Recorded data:
• • • • • • •
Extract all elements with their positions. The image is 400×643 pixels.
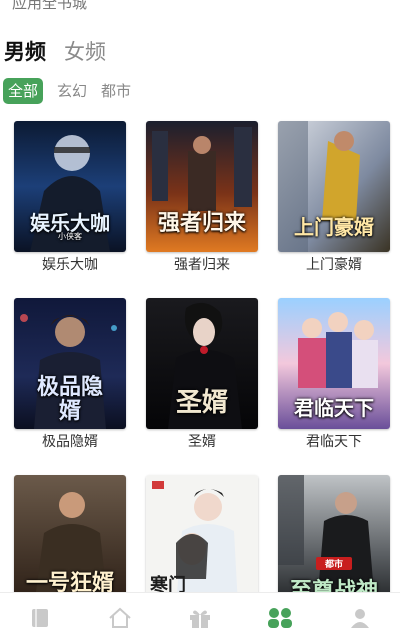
book-title[interactable]: 君临天下 [278,433,390,451]
book-cover[interactable]: 极品隐婿 [14,298,126,429]
gender-tabs: 男频 女频 [4,36,124,66]
book-card[interactable]: 一号狂婿 [14,475,126,610]
book-card[interactable]: 君临天下 君临天下 [278,298,390,451]
genre-filter: 全部 玄幻 都市 [3,78,145,104]
gift-icon [190,610,210,628]
profile-icon [351,609,369,628]
book-title[interactable]: 娱乐大咖 [14,256,126,274]
book-cover[interactable]: 一号狂婿 [14,475,126,606]
book-cover[interactable]: 君临天下 [278,298,390,429]
genre-all[interactable]: 全部 [3,78,44,104]
book-card[interactable]: 都市 至尊战神 [278,475,390,610]
genre-urban[interactable]: 都市 [101,78,131,104]
book-cover[interactable]: 强者归来 [146,121,258,252]
cover-author: 小侠客 [58,232,82,241]
book-card[interactable]: 极品隐婿 极品隐婿 [14,298,126,451]
genre-fantasy[interactable]: 玄幻 [57,78,87,104]
bookshelf-icon [32,609,48,627]
book-title[interactable]: 圣婿 [146,433,258,451]
book-cover[interactable]: 都市 至尊战神 [278,475,390,606]
book-cover[interactable]: 圣婿 [146,298,258,429]
book-card[interactable]: 寒门 [146,475,258,610]
book-cover[interactable]: 娱乐大咖 小侠客 [14,121,126,252]
cover-title: 极品隐婿 [36,375,103,424]
cover-tag: 都市 [316,557,352,570]
nav-home[interactable] [100,598,140,638]
page-header-partial: 应用全书城 [12,0,88,12]
book-cover[interactable]: 寒门 [146,475,258,606]
nav-bookstore[interactable] [260,598,300,638]
book-title[interactable]: 极品隐婿 [14,433,126,451]
cover-title: 上门豪婿 [294,215,374,239]
bottom-nav [0,592,400,643]
nav-profile[interactable] [340,598,380,638]
book-card[interactable]: 强者归来 强者归来 [146,121,258,274]
book-card[interactable]: 上门豪婿 上门豪婿 [278,121,390,274]
book-card[interactable]: 娱乐大咖 小侠客 娱乐大咖 [14,121,126,274]
nav-bookshelf[interactable] [20,598,60,638]
tab-male[interactable]: 男频 [4,36,46,66]
home-icon [109,607,131,628]
cover-title: 强者归来 [157,211,246,236]
cover-title: 圣婿 [175,388,228,418]
tab-female[interactable]: 女频 [64,36,106,66]
book-title[interactable]: 强者归来 [146,256,258,274]
cover-title: 君临天下 [294,396,374,420]
book-cover[interactable]: 上门豪婿 [278,121,390,252]
book-title[interactable]: 上门豪婿 [278,256,390,274]
book-card[interactable]: 圣婿 圣婿 [146,298,258,451]
nav-gift[interactable] [180,598,220,638]
bookstore-icon [268,608,292,628]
• • • • • • •
▶ [Problem to work on]
Copy every line of the entries above character for character, leaving out the pictures.

▶ [Correct output]
Extract all elements with their positions. The image is 400×643 pixels.
book-title[interactable]: 君临天下 [278,433,390,451]
book-cover[interactable]: 极品隐婿 [14,298,126,429]
gender-tabs: 男频 女频 [4,36,124,66]
book-card[interactable]: 一号狂婿 [14,475,126,610]
book-card[interactable]: 君临天下 君临天下 [278,298,390,451]
genre-filter: 全部 玄幻 都市 [3,78,145,104]
gift-icon [190,610,210,628]
profile-icon [351,609,369,628]
book-title[interactable]: 娱乐大咖 [14,256,126,274]
book-cover[interactable]: 一号狂婿 [14,475,126,606]
book-cover[interactable]: 君临天下 [278,298,390,429]
genre-all[interactable]: 全部 [3,78,44,104]
book-card[interactable]: 都市 至尊战神 [278,475,390,610]
genre-urban[interactable]: 都市 [101,78,131,104]
book-cover[interactable]: 强者归来 [146,121,258,252]
cover-author: 小侠客 [58,232,82,241]
book-card[interactable]: 极品隐婿 极品隐婿 [14,298,126,451]
genre-fantasy[interactable]: 玄幻 [57,78,87,104]
bookshelf-icon [32,609,48,627]
book-title[interactable]: 圣婿 [146,433,258,451]
book-cover[interactable]: 都市 至尊战神 [278,475,390,606]
book-cover[interactable]: 圣婿 [146,298,258,429]
book-card[interactable]: 寒门 [146,475,258,610]
book-cover[interactable]: 娱乐大咖 小侠客 [14,121,126,252]
cover-title: 极品隐婿 [36,375,103,424]
cover-tag: 都市 [316,557,352,570]
nav-home[interactable] [100,598,140,638]
page-header-partial: 应用全书城 [12,0,88,12]
book-cover[interactable]: 寒门 [146,475,258,606]
nav-bookstore[interactable] [260,598,300,638]
book-title[interactable]: 极品隐婿 [14,433,126,451]
cover-title: 上门豪婿 [294,215,374,239]
bottom-nav [0,592,400,643]
nav-profile[interactable] [340,598,380,638]
book-card[interactable]: 强者归来 强者归来 [146,121,258,274]
book-card[interactable]: 上门豪婿 上门豪婿 [278,121,390,274]
book-card[interactable]: 娱乐大咖 小侠客 娱乐大咖 [14,121,126,274]
nav-bookshelf[interactable] [20,598,60,638]
tab-male[interactable]: 男频 [4,36,46,66]
home-icon [109,607,131,628]
cover-title: 强者归来 [157,211,246,236]
cover-title: 圣婿 [175,388,228,418]
tab-female[interactable]: 女频 [64,36,106,66]
book-title[interactable]: 强者归来 [146,256,258,274]
cover-title: 君临天下 [294,396,374,420]
book-cover[interactable]: 上门豪婿 [278,121,390,252]
book-title[interactable]: 上门豪婿 [278,256,390,274]
book-card[interactable]: 圣婿 圣婿 [146,298,258,451]
nav-gift[interactable] [180,598,220,638]
bookstore-icon [268,608,292,628]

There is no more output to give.